Items from a data source
★ ★ ★ ★
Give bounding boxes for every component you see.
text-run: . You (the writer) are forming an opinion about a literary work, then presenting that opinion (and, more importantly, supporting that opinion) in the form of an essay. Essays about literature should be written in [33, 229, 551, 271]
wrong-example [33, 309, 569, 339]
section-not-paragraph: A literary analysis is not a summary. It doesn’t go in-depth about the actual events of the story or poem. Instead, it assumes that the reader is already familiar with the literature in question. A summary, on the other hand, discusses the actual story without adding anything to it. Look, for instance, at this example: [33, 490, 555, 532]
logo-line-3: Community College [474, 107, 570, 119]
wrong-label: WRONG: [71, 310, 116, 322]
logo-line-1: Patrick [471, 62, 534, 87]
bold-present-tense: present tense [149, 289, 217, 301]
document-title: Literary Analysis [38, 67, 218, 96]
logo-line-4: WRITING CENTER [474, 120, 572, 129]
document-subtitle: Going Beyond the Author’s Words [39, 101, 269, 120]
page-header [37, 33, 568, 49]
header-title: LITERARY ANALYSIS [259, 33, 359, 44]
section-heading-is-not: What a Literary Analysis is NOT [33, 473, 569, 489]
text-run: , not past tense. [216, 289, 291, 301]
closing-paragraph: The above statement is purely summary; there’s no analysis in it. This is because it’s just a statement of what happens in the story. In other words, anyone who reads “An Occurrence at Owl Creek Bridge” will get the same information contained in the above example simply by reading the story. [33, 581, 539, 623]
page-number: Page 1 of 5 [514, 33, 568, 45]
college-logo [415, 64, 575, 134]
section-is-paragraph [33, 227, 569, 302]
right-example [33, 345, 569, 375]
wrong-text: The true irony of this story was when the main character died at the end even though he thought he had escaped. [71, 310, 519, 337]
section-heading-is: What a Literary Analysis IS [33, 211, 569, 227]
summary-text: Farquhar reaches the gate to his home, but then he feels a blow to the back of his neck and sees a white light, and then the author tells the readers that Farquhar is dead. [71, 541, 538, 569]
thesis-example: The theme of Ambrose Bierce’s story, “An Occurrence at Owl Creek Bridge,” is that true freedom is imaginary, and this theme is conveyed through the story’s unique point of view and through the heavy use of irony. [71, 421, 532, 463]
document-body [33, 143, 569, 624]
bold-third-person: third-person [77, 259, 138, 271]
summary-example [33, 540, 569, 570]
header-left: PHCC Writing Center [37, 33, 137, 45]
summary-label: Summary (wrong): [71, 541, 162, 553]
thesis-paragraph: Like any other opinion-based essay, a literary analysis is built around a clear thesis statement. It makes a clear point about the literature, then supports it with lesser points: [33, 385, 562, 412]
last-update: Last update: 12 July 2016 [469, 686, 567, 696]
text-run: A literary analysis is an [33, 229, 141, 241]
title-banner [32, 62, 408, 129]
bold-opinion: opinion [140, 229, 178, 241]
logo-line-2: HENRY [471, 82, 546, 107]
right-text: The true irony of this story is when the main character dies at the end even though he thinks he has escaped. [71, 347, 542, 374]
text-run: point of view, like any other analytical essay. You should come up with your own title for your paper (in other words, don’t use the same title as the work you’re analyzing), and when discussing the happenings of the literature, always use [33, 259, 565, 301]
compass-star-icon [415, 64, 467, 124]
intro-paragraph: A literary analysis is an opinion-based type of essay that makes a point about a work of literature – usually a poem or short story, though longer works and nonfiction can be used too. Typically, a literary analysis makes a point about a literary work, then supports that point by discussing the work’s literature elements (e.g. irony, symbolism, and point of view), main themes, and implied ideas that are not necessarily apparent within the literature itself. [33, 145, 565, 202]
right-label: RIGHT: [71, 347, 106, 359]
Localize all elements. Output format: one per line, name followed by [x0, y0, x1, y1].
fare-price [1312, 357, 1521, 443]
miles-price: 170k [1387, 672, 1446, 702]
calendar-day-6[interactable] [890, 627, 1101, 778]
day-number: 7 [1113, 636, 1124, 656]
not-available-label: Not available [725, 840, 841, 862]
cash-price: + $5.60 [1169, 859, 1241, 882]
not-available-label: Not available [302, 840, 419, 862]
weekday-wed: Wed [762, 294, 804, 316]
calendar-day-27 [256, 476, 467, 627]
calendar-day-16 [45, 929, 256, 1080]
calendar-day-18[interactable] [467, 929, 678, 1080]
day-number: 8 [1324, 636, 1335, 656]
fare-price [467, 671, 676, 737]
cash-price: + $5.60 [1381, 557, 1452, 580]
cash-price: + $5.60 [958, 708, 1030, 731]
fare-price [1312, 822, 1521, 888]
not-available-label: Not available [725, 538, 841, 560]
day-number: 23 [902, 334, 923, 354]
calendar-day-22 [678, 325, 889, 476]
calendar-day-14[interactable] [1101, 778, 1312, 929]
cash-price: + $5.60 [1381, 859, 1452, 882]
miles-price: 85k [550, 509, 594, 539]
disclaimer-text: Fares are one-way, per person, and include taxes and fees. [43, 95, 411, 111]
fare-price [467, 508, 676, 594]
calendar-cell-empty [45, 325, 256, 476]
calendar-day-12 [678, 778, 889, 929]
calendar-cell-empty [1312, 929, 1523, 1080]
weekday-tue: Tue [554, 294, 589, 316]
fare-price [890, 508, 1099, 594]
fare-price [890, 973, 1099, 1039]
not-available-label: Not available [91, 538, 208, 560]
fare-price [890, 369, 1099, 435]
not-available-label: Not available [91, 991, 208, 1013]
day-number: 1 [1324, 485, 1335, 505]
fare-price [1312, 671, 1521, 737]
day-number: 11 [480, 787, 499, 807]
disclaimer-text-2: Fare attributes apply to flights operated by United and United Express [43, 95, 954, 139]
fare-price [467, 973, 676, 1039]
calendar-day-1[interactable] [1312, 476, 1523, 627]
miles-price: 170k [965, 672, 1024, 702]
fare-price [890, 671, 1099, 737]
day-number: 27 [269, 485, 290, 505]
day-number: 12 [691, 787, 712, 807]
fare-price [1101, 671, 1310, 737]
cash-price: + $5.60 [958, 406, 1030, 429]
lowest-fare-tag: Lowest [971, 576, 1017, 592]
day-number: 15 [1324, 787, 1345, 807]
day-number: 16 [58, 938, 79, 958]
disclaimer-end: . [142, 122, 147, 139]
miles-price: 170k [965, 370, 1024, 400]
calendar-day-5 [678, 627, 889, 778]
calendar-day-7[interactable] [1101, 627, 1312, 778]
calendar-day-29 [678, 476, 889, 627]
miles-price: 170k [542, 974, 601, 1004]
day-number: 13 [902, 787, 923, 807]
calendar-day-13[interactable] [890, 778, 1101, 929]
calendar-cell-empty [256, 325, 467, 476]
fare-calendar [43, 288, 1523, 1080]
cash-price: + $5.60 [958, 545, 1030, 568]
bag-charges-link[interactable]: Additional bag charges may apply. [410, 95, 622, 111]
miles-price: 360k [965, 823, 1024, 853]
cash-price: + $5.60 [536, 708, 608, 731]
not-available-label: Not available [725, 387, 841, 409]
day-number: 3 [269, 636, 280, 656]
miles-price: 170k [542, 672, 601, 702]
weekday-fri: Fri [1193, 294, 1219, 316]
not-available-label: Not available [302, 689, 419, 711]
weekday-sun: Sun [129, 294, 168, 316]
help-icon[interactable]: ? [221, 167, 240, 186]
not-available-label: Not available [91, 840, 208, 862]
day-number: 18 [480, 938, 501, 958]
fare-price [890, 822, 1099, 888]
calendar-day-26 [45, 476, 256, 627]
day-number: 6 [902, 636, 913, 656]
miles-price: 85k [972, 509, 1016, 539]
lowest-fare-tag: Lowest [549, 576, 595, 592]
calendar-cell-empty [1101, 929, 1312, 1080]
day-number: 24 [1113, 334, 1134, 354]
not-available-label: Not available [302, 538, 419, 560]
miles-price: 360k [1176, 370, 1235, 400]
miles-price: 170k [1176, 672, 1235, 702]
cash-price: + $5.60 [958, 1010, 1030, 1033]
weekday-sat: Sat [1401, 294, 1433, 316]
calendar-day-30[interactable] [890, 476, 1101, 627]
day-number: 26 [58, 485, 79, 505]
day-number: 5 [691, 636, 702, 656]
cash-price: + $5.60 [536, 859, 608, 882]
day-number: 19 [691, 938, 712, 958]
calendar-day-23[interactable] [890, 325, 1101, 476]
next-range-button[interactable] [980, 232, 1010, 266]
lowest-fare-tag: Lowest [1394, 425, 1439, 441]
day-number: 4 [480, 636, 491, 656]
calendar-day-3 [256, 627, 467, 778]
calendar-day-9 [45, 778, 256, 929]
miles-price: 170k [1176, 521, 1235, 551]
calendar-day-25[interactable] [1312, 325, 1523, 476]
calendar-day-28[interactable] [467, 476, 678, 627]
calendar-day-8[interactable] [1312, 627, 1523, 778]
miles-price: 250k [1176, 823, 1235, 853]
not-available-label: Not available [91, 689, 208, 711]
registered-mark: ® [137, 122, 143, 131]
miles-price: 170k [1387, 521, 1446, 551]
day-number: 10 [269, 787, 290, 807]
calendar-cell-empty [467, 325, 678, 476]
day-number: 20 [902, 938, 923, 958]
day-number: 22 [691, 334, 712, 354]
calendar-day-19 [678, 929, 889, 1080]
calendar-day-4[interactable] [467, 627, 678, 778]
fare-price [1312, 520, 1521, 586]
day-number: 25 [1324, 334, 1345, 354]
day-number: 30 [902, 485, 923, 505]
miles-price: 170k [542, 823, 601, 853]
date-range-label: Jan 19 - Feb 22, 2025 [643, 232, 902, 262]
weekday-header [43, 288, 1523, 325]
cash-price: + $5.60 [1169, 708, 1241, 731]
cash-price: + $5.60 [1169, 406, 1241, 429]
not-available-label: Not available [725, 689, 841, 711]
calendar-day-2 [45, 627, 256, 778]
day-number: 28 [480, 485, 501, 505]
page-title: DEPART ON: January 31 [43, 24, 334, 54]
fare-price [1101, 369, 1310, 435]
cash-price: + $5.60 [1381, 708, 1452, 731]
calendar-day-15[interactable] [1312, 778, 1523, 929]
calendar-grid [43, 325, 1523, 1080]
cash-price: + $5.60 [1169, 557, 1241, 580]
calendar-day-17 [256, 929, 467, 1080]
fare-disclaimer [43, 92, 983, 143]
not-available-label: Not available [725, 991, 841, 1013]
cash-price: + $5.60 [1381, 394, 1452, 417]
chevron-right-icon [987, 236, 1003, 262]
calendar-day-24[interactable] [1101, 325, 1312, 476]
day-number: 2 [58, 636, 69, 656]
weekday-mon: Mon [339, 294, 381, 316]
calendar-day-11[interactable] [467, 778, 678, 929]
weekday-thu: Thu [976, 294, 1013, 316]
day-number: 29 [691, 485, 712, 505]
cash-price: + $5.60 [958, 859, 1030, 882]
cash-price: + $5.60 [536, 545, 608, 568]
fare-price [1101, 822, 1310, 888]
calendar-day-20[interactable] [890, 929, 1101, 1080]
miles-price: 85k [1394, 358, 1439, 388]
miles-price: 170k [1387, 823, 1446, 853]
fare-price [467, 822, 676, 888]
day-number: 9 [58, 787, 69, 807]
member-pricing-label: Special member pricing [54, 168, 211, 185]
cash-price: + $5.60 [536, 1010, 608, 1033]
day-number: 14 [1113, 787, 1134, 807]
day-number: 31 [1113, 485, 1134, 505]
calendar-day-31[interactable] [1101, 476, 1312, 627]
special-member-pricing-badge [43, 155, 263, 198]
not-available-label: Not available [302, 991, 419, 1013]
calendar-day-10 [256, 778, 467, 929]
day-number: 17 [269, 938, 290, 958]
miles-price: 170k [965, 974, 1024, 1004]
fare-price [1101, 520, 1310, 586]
★ ★ ★ ★
What to work on => Pull out the rows above, starting from the first and stopping after the one that contains "wrong-example [33, 309, 569, 339]", and reproduce them word for word.

Solution for this problem =>
Give bounding boxes for every component you see.
text-run: . You (the writer) are forming an opinion about a literary work, then presenting that opinion (and, more importantly, supporting that opinion) in the form of an essay. Essays about literature should be written in [33, 229, 551, 271]
wrong-example [33, 309, 569, 339]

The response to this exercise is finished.